[INPUT RECORDS]
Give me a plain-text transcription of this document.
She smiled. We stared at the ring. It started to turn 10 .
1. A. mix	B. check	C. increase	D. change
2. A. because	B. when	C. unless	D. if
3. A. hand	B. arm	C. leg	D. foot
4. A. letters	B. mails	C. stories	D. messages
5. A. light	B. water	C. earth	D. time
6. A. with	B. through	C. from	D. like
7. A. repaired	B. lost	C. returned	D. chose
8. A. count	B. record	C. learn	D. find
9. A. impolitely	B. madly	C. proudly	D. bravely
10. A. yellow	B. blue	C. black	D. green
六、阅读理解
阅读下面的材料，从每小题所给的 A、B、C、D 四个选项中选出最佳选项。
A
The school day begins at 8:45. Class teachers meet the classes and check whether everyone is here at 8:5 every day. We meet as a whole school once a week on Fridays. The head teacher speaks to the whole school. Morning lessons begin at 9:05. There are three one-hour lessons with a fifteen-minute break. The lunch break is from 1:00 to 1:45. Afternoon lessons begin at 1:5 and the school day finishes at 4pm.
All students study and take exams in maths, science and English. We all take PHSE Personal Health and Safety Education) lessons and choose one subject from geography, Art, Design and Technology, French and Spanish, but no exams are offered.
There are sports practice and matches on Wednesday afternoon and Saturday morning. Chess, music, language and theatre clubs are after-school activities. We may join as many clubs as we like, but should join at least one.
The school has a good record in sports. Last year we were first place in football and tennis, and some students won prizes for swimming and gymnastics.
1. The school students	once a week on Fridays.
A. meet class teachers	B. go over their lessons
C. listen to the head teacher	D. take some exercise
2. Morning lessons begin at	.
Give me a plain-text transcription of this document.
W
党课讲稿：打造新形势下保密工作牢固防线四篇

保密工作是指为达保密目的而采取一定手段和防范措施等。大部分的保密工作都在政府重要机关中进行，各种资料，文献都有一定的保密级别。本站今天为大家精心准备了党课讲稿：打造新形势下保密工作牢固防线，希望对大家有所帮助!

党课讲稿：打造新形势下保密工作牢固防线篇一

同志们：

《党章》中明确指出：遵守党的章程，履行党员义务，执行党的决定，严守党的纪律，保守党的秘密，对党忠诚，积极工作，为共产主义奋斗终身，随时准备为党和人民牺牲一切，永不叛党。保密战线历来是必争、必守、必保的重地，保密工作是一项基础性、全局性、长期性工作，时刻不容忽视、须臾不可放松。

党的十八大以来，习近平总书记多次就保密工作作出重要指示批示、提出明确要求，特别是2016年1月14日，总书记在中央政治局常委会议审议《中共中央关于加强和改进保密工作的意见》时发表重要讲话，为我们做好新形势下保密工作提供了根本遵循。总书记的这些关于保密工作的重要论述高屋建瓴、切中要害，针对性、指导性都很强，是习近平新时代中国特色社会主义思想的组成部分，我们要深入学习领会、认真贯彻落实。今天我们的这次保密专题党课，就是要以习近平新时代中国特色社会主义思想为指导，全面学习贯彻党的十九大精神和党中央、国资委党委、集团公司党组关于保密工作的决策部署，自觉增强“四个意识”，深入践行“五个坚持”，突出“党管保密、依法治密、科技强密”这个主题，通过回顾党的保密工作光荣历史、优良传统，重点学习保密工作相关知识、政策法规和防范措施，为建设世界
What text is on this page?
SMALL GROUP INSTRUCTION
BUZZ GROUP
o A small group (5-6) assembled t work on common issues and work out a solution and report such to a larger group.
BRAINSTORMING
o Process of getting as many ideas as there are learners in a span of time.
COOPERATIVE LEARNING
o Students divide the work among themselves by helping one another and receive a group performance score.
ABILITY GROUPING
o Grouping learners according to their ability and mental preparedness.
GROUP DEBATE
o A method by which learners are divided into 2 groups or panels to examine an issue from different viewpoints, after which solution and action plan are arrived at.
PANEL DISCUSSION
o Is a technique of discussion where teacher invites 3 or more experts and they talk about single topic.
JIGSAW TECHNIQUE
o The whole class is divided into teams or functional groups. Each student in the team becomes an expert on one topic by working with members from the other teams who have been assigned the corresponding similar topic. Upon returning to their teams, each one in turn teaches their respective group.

[EXERCISE PROMPT] Repeat each of the entries above precisely as given.

[TASK RESULT]
Give me a plain-text transcription of this document.
She smiled. We stared at the ring. It started to turn 10 .
1. A. mix	B. check	C. increase	D. change
2. A. because	B. when	C. unless	D. if
3. A. hand	B. arm	C. leg	D. foot
4. A. letters	B. mails	C. stories	D. messages
5. A. light	B. water	C. earth	D. time
6. A. with	B. through	C. from	D. like
7. A. repaired	B. lost	C. returned	D. chose
8. A. count	B. record	C. learn	D. find
9. A. impolitely	B. madly	C. proudly	D. bravely
10. A. yellow	B. blue	C. black	D. green
六、阅读理解
阅读下面的材料，从每小题所给的 A、B、C、D 四个选项中选出最佳选项。
A
The school day begins at 8:45. Class teachers meet the classes and check whether everyone is here at 8:5 every day. We meet as a whole school once a week on Fridays. The head teacher speaks to the whole school. Morning lessons begin at 9:05. There are three one-hour lessons with a fifteen-minute break. The lunch break is from 1:00 to 1:45. Afternoon lessons begin at 1:5 and the school day finishes at 4pm.
All students study and take exams in maths, science and English. We all take PHSE Personal Health and Safety Education) lessons and choose one subject from geography, Art, Design and Technology, French and Spanish, but no exams are offered.
There are sports practice and matches on Wednesday afternoon and Saturday morning. Chess, music, language and theatre clubs are after-school activities. We may join as many clubs as we like, but should join at least one.
The school has a good record in sports. Last year we were first place in football and tennis, and some students won prizes for swimming and gymnastics.
1. The school students	once a week on Fridays.
A. meet class teachers	B. go over their lessons
C. listen to the head teacher	D. take some exercise
2. Morning lessons begin at	.
Give me a plain-text transcription of this document.
W
党课讲稿：打造新形势下保密工作牢固防线四篇

保密工作是指为达保密目的而采取一定手段和防范措施等。大部分的保密工作都在政府重要机关中进行，各种资料，文献都有一定的保密级别。本站今天为大家精心准备了党课讲稿：打造新形势下保密工作牢固防线，希望对大家有所帮助!

党课讲稿：打造新形势下保密工作牢固防线篇一

同志们：

《党章》中明确指出：遵守党的章程，履行党员义务，执行党的决定，严守党的纪律，保守党的秘密，对党忠诚，积极工作，为共产主义奋斗终身，随时准备为党和人民牺牲一切，永不叛党。保密战线历来是必争、必守、必保的重地，保密工作是一项基础性、全局性、长期性工作，时刻不容忽视、须臾不可放松。

党的十八大以来，习近平总书记多次就保密工作作出重要指示批示、提出明确要求，特别是2016年1月14日，总书记在中央政治局常委会议审议《中共中央关于加强和改进保密工作的意见》时发表重要讲话，为我们做好新形势下保密工作提供了根本遵循。总书记的这些关于保密工作的重要论述高屋建瓴、切中要害，针对性、指导性都很强，是习近平新时代中国特色社会主义思想的组成部分，我们要深入学习领会、认真贯彻落实。今天我们的这次保密专题党课，就是要以习近平新时代中国特色社会主义思想为指导，全面学习贯彻党的十九大精神和党中央、国资委党委、集团公司党组关于保密工作的决策部署，自觉增强“四个意识”，深入践行“五个坚持”，突出“党管保密、依法治密、科技强密”这个主题，通过回顾党的保密工作光荣历史、优良传统，重点学习保密工作相关知识、政策法规和防范措施，为建设世界
What text is on this page?
SMALL GROUP INSTRUCTION
BUZZ GROUP
o A small group (5-6) assembled t work on common issues and work out a solution and report such to a larger group.
BRAINSTORMING
o Process of getting as many ideas as there are learners in a span of time.
COOPERATIVE LEARNING
o Students divide the work among themselves by helping one another and receive a group performance score.
ABILITY GROUPING
o Grouping learners according to their ability and mental preparedness.
GROUP DEBATE
o A method by which learners are divided into 2 groups or panels to examine an issue from different viewpoints, after which solution and action plan are arrived at.
PANEL DISCUSSION
o Is a technique of discussion where teacher invites 3 or more experts and they talk about single topic.
JIGSAW TECHNIQUE
o The whole class is divided into teams or functional groups. Each student in the team becomes an expert on one topic by working with members from the other teams who have been assigned the corresponding similar topic. Upon returning to their teams, each one in turn teaches their respective group.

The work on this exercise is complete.